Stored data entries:
☆ ☆ ☆ ☆ ☆ ☆ ☆
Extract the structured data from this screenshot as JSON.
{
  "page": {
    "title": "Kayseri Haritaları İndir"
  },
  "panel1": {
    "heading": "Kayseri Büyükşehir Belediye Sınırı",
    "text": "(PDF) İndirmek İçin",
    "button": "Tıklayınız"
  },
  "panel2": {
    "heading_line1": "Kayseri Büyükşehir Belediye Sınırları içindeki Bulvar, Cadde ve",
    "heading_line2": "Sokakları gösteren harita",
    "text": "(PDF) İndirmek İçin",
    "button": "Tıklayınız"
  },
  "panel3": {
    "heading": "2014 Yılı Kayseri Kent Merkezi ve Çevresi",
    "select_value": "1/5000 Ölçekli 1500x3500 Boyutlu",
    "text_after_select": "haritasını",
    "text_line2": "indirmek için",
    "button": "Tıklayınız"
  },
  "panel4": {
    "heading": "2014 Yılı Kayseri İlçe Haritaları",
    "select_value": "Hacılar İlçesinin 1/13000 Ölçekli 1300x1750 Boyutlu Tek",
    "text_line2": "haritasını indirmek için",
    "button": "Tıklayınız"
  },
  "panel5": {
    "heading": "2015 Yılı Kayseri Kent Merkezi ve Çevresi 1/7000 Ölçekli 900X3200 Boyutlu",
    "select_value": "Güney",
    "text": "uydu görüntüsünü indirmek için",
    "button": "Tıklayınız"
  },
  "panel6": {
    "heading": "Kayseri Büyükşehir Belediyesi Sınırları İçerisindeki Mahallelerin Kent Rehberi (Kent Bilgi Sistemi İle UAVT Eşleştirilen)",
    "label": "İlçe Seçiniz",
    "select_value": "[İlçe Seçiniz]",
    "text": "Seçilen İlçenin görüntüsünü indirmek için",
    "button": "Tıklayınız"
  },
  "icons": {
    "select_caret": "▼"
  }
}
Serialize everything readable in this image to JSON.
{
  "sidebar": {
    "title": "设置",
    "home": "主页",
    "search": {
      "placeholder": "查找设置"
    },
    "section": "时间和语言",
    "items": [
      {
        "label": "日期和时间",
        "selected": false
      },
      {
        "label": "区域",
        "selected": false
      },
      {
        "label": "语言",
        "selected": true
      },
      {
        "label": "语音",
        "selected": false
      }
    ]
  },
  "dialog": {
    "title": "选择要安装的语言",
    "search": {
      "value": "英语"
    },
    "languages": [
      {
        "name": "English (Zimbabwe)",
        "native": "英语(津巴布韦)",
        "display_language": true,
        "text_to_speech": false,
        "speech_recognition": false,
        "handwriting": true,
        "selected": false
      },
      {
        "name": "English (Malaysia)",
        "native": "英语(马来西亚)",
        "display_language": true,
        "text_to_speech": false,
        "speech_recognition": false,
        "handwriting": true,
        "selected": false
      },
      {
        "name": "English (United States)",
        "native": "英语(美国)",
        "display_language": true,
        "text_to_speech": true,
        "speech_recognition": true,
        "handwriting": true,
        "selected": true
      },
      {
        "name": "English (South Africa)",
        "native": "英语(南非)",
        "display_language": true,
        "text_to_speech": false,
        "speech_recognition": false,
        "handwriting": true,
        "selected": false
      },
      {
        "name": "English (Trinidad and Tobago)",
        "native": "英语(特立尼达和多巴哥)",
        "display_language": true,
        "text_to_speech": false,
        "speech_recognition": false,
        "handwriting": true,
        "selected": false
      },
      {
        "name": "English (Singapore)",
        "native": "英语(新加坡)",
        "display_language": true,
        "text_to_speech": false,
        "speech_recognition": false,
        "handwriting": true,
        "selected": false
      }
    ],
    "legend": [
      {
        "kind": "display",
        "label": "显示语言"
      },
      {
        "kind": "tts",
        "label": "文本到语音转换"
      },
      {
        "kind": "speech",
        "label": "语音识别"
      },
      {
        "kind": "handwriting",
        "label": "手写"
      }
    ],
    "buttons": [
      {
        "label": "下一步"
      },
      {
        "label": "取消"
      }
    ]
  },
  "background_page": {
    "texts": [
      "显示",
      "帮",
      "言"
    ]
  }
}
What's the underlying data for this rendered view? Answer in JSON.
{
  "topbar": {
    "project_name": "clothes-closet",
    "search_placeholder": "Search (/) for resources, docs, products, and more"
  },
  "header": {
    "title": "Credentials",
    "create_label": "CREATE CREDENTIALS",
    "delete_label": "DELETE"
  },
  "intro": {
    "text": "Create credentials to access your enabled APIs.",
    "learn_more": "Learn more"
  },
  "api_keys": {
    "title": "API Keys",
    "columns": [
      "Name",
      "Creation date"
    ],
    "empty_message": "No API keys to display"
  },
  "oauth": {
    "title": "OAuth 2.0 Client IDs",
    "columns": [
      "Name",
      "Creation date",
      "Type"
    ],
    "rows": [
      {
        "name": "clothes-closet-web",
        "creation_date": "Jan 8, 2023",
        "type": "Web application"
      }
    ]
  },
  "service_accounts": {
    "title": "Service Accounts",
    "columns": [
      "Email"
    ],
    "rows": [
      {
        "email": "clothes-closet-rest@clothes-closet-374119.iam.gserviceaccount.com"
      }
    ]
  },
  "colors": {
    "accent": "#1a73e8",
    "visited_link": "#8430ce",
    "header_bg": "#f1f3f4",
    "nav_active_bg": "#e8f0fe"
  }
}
☆ ☆ ☆ ☆ ☆ ☆ ☆
Write out all the entries exactly.

Extract the structured data from this screenshot as JSON.
{
  "page": {
    "title": "Kayseri Haritaları İndir"
  },
  "panel1": {
    "heading": "Kayseri Büyükşehir Belediye Sınırı",
    "text": "(PDF) İndirmek İçin",
    "button": "Tıklayınız"
  },
  "panel2": {
    "heading_line1": "Kayseri Büyükşehir Belediye Sınırları içindeki Bulvar, Cadde ve",
    "heading_line2": "Sokakları gösteren harita",
    "text": "(PDF) İndirmek İçin",
    "button": "Tıklayınız"
  },
  "panel3": {
    "heading": "2014 Yılı Kayseri Kent Merkezi ve Çevresi",
    "select_value": "1/5000 Ölçekli 1500x3500 Boyutlu",
    "text_after_select": "haritasını",
    "text_line2": "indirmek için",
    "button": "Tıklayınız"
  },
  "panel4": {
    "heading": "2014 Yılı Kayseri İlçe Haritaları",
    "select_value": "Hacılar İlçesinin 1/13000 Ölçekli 1300x1750 Boyutlu Tek",
    "text_line2": "haritasını indirmek için",
    "button": "Tıklayınız"
  },
  "panel5": {
    "heading": "2015 Yılı Kayseri Kent Merkezi ve Çevresi 1/7000 Ölçekli 900X3200 Boyutlu",
    "select_value": "Güney",
    "text": "uydu görüntüsünü indirmek için",
    "button": "Tıklayınız"
  },
  "panel6": {
    "heading": "Kayseri Büyükşehir Belediyesi Sınırları İçerisindeki Mahallelerin Kent Rehberi (Kent Bilgi Sistemi İle UAVT Eşleştirilen)",
    "label": "İlçe Seçiniz",
    "select_value": "[İlçe Seçiniz]",
    "text": "Seçilen İlçenin görüntüsünü indirmek için",
    "button": "Tıklayınız"
  },
  "icons": {
    "select_caret": "▼"
  }
}
Serialize everything readable in this image to JSON.
{
  "sidebar": {
    "title": "设置",
    "home": "主页",
    "search": {
      "placeholder": "查找设置"
    },
    "section": "时间和语言",
    "items": [
      {
        "label": "日期和时间",
        "selected": false
      },
      {
        "label": "区域",
        "selected": false
      },
      {
        "label": "语言",
        "selected": true
      },
      {
        "label": "语音",
        "selected": false
      }
    ]
  },
  "dialog": {
    "title": "选择要安装的语言",
    "search": {
      "value": "英语"
    },
    "languages": [
      {
        "name": "English (Zimbabwe)",
        "native": "英语(津巴布韦)",
        "display_language": true,
        "text_to_speech": false,
        "speech_recognition": false,
        "handwriting": true,
        "selected": false
      },
      {
        "name": "English (Malaysia)",
        "native": "英语(马来西亚)",
        "display_language": true,
        "text_to_speech": false,
        "speech_recognition": false,
        "handwriting": true,
        "selected": false
      },
      {
        "name": "English (United States)",
        "native": "英语(美国)",
        "display_language": true,
        "text_to_speech": true,
        "speech_recognition": true,
        "handwriting": true,
        "selected": true
      },
      {
        "name": "English (South Africa)",
        "native": "英语(南非)",
        "display_language": true,
        "text_to_speech": false,
        "speech_recognition": false,
        "handwriting": true,
        "selected": false
      },
      {
        "name": "English (Trinidad and Tobago)",
        "native": "英语(特立尼达和多巴哥)",
        "display_language": true,
        "text_to_speech": false,
        "speech_recognition": false,
        "handwriting": true,
        "selected": false
      },
      {
        "name": "English (Singapore)",
        "native": "英语(新加坡)",
        "display_language": true,
        "text_to_speech": false,
        "speech_recognition": false,
        "handwriting": true,
        "selected": false
      }
    ],
    "legend": [
      {
        "kind": "display",
        "label": "显示语言"
      },
      {
        "kind": "tts",
        "label": "文本到语音转换"
      },
      {
        "kind": "speech",
        "label": "语音识别"
      },
      {
        "kind": "handwriting",
        "label": "手写"
      }
    ],
    "buttons": [
      {
        "label": "下一步"
      },
      {
        "label": "取消"
      }
    ]
  },
  "background_page": {
    "texts": [
      "显示",
      "帮",
      "言"
    ]
  }
}
What's the underlying data for this rendered view? Answer in JSON.
{
  "topbar": {
    "project_name": "clothes-closet",
    "search_placeholder": "Search (/) for resources, docs, products, and more"
  },
  "header": {
    "title": "Credentials",
    "create_label": "CREATE CREDENTIALS",
    "delete_label": "DELETE"
  },
  "intro": {
    "text": "Create credentials to access your enabled APIs.",
    "learn_more": "Learn more"
  },
  "api_keys": {
    "title": "API Keys",
    "columns": [
      "Name",
      "Creation date"
    ],
    "empty_message": "No API keys to display"
  },
  "oauth": {
    "title": "OAuth 2.0 Client IDs",
    "columns": [
      "Name",
      "Creation date",
      "Type"
    ],
    "rows": [
      {
        "name": "clothes-closet-web",
        "creation_date": "Jan 8, 2023",
        "type": "Web application"
      }
    ]
  },
  "service_accounts": {
    "title": "Service Accounts",
    "columns": [
      "Email"
    ],
    "rows": [
      {
        "email": "clothes-closet-rest@clothes-closet-374119.iam.gserviceaccount.com"
      }
    ]
  },
  "colors": {
    "accent": "#1a73e8",
    "visited_link": "#8430ce",
    "header_bg": "#f1f3f4",
    "nav_active_bg": "#e8f0fe"
  }
}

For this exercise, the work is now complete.